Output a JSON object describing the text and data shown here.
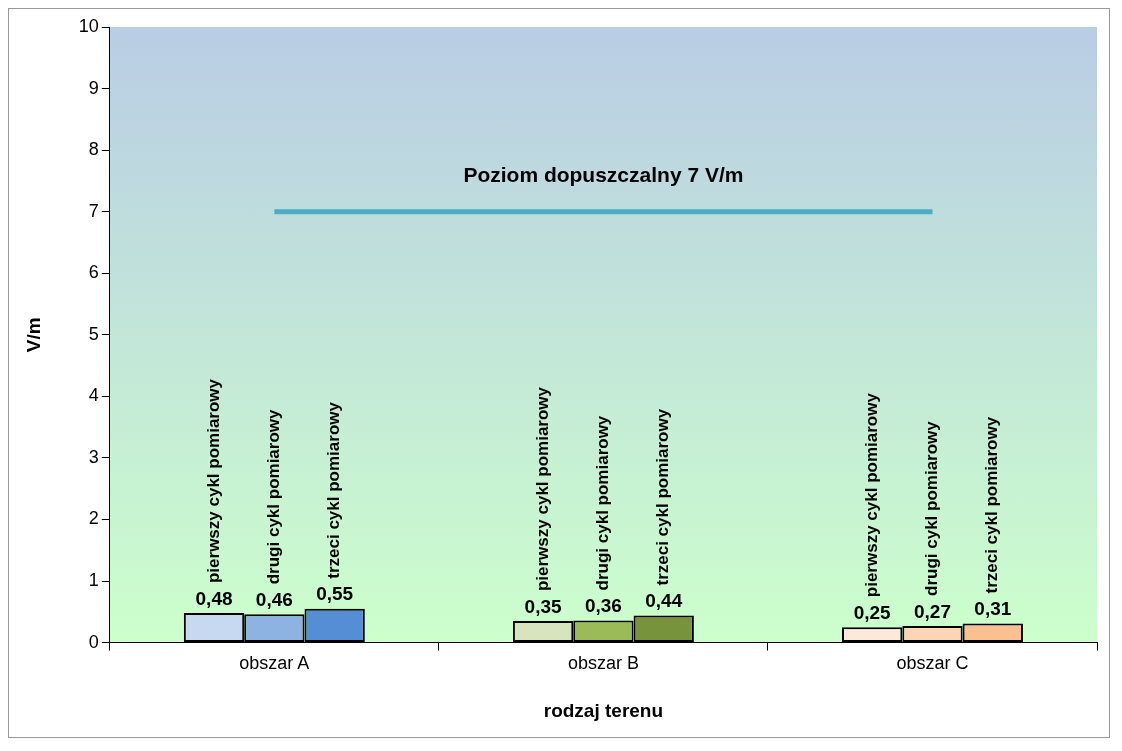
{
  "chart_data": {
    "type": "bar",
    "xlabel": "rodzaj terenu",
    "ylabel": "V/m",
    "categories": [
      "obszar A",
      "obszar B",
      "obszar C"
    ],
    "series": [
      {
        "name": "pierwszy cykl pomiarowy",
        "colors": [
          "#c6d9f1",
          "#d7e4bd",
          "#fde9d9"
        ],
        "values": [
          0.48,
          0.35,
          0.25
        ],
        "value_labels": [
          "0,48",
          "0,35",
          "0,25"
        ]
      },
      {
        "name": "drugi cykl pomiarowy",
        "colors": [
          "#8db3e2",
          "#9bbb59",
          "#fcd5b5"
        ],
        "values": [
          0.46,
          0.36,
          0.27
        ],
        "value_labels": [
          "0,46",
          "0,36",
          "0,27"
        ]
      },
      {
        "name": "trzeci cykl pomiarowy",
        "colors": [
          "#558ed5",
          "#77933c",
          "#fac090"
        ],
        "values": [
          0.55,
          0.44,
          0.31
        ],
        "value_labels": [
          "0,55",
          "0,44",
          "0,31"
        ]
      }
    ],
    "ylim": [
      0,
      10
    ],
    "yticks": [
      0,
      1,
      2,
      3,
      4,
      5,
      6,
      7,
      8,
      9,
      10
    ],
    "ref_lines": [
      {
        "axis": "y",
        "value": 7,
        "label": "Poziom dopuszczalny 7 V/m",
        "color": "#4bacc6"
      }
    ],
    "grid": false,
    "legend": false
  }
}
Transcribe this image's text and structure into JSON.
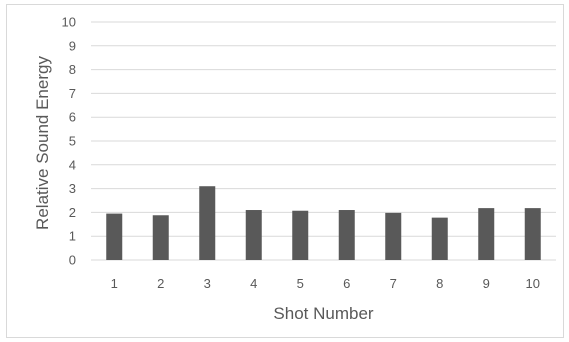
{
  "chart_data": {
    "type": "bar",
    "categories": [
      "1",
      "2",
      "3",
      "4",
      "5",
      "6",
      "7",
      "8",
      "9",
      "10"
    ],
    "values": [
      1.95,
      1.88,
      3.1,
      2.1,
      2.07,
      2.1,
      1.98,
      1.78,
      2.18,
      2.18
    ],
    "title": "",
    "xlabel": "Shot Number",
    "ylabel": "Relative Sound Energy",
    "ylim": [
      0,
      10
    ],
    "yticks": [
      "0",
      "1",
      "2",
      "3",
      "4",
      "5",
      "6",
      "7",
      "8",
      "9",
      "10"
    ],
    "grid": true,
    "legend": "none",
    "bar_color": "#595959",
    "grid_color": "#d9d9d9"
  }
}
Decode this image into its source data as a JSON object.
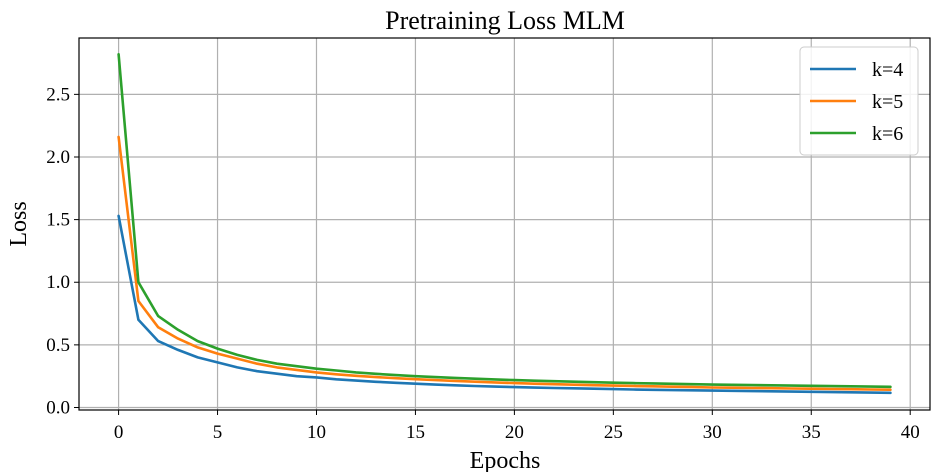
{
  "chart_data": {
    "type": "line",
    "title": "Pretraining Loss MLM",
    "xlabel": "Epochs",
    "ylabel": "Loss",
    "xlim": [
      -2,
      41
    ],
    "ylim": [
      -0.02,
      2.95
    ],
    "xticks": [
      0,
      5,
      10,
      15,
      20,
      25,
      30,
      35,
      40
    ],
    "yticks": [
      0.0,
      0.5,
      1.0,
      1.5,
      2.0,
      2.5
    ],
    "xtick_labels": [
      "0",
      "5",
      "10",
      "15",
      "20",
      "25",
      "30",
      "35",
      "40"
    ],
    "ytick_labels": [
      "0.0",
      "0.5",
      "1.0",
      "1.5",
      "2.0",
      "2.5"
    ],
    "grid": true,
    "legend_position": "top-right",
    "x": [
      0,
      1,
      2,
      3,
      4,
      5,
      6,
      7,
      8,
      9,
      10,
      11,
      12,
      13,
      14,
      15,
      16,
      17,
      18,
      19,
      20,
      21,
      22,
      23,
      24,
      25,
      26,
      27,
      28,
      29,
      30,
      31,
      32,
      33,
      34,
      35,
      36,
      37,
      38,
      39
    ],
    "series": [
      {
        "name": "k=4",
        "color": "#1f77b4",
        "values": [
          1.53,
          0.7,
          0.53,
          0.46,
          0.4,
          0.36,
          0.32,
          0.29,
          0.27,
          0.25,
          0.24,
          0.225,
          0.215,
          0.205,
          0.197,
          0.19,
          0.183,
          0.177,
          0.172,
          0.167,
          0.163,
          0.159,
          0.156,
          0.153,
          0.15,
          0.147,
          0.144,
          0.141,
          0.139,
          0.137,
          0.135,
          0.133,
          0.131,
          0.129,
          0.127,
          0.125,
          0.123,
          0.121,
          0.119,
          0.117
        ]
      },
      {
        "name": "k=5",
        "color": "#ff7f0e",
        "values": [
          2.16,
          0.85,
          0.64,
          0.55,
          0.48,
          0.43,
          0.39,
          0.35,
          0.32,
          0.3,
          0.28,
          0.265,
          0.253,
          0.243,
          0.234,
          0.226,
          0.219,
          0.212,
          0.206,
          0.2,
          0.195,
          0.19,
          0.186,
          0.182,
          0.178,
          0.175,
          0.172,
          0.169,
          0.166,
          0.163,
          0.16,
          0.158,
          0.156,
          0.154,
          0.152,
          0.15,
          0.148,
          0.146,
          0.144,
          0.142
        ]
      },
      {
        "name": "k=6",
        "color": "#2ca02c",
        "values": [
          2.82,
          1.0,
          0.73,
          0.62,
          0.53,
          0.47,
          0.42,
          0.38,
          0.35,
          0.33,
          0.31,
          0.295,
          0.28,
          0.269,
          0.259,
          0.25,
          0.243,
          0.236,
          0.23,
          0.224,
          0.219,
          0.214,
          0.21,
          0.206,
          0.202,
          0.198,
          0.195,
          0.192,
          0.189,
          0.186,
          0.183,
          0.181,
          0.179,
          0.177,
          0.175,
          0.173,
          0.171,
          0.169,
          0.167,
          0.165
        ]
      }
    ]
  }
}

_EXERCISE REQUIREMENTS_:
Quote the preceding records in their entirety, excluding every picture.

_THE RESULT_:
Output a JSON object describing the text and data shown here.
{
  "chart_data": {
    "type": "bar",
    "xlabel": "rodzaj terenu",
    "ylabel": "V/m",
    "categories": [
      "obszar A",
      "obszar B",
      "obszar C"
    ],
    "series": [
      {
        "name": "pierwszy cykl pomiarowy",
        "colors": [
          "#c6d9f1",
          "#d7e4bd",
          "#fde9d9"
        ],
        "values": [
          0.48,
          0.35,
          0.25
        ],
        "value_labels": [
          "0,48",
          "0,35",
          "0,25"
        ]
      },
      {
        "name": "drugi cykl pomiarowy",
        "colors": [
          "#8db3e2",
          "#9bbb59",
          "#fcd5b5"
        ],
        "values": [
          0.46,
          0.36,
          0.27
        ],
        "value_labels": [
          "0,46",
          "0,36",
          "0,27"
        ]
      },
      {
        "name": "trzeci cykl pomiarowy",
        "colors": [
          "#558ed5",
          "#77933c",
          "#fac090"
        ],
        "values": [
          0.55,
          0.44,
          0.31
        ],
        "value_labels": [
          "0,55",
          "0,44",
          "0,31"
        ]
      }
    ],
    "ylim": [
      0,
      10
    ],
    "yticks": [
      0,
      1,
      2,
      3,
      4,
      5,
      6,
      7,
      8,
      9,
      10
    ],
    "ref_lines": [
      {
        "axis": "y",
        "value": 7,
        "label": "Poziom dopuszczalny 7 V/m",
        "color": "#4bacc6"
      }
    ],
    "grid": false,
    "legend": false
  }
}
Transcribe this image's text and structure into JSON.
{
  "chart_data": {
    "type": "bar",
    "categories": [
      "1",
      "2",
      "3",
      "4",
      "5",
      "6",
      "7",
      "8",
      "9",
      "10"
    ],
    "values": [
      1.95,
      1.88,
      3.1,
      2.1,
      2.07,
      2.1,
      1.98,
      1.78,
      2.18,
      2.18
    ],
    "title": "",
    "xlabel": "Shot Number",
    "ylabel": "Relative Sound Energy",
    "ylim": [
      0,
      10
    ],
    "yticks": [
      "0",
      "1",
      "2",
      "3",
      "4",
      "5",
      "6",
      "7",
      "8",
      "9",
      "10"
    ],
    "grid": true,
    "legend": "none",
    "bar_color": "#595959",
    "grid_color": "#d9d9d9"
  }
}
Decode this image into its source data as a JSON object.
{
  "chart_data": {
    "type": "line",
    "title": "Pretraining Loss MLM",
    "xlabel": "Epochs",
    "ylabel": "Loss",
    "xlim": [
      -2,
      41
    ],
    "ylim": [
      -0.02,
      2.95
    ],
    "xticks": [
      0,
      5,
      10,
      15,
      20,
      25,
      30,
      35,
      40
    ],
    "yticks": [
      0.0,
      0.5,
      1.0,
      1.5,
      2.0,
      2.5
    ],
    "xtick_labels": [
      "0",
      "5",
      "10",
      "15",
      "20",
      "25",
      "30",
      "35",
      "40"
    ],
    "ytick_labels": [
      "0.0",
      "0.5",
      "1.0",
      "1.5",
      "2.0",
      "2.5"
    ],
    "grid": true,
    "legend_position": "top-right",
    "x": [
      0,
      1,
      2,
      3,
      4,
      5,
      6,
      7,
      8,
      9,
      10,
      11,
      12,
      13,
      14,
      15,
      16,
      17,
      18,
      19,
      20,
      21,
      22,
      23,
      24,
      25,
      26,
      27,
      28,
      29,
      30,
      31,
      32,
      33,
      34,
      35,
      36,
      37,
      38,
      39
    ],
    "series": [
      {
        "name": "k=4",
        "color": "#1f77b4",
        "values": [
          1.53,
          0.7,
          0.53,
          0.46,
          0.4,
          0.36,
          0.32,
          0.29,
          0.27,
          0.25,
          0.24,
          0.225,
          0.215,
          0.205,
          0.197,
          0.19,
          0.183,
          0.177,
          0.172,
          0.167,
          0.163,
          0.159,
          0.156,
          0.153,
          0.15,
          0.147,
          0.144,
          0.141,
          0.139,
          0.137,
          0.135,
          0.133,
          0.131,
          0.129,
          0.127,
          0.125,
          0.123,
          0.121,
          0.119,
          0.117
        ]
      },
      {
        "name": "k=5",
        "color": "#ff7f0e",
        "values": [
          2.16,
          0.85,
          0.64,
          0.55,
          0.48,
          0.43,
          0.39,
          0.35,
          0.32,
          0.3,
          0.28,
          0.265,
          0.253,
          0.243,
          0.234,
          0.226,
          0.219,
          0.212,
          0.206,
          0.2,
          0.195,
          0.19,
          0.186,
          0.182,
          0.178,
          0.175,
          0.172,
          0.169,
          0.166,
          0.163,
          0.16,
          0.158,
          0.156,
          0.154,
          0.152,
          0.15,
          0.148,
          0.146,
          0.144,
          0.142
        ]
      },
      {
        "name": "k=6",
        "color": "#2ca02c",
        "values": [
          2.82,
          1.0,
          0.73,
          0.62,
          0.53,
          0.47,
          0.42,
          0.38,
          0.35,
          0.33,
          0.31,
          0.295,
          0.28,
          0.269,
          0.259,
          0.25,
          0.243,
          0.236,
          0.23,
          0.224,
          0.219,
          0.214,
          0.21,
          0.206,
          0.202,
          0.198,
          0.195,
          0.192,
          0.189,
          0.186,
          0.183,
          0.181,
          0.179,
          0.177,
          0.175,
          0.173,
          0.171,
          0.169,
          0.167,
          0.165
        ]
      }
    ]
  }
}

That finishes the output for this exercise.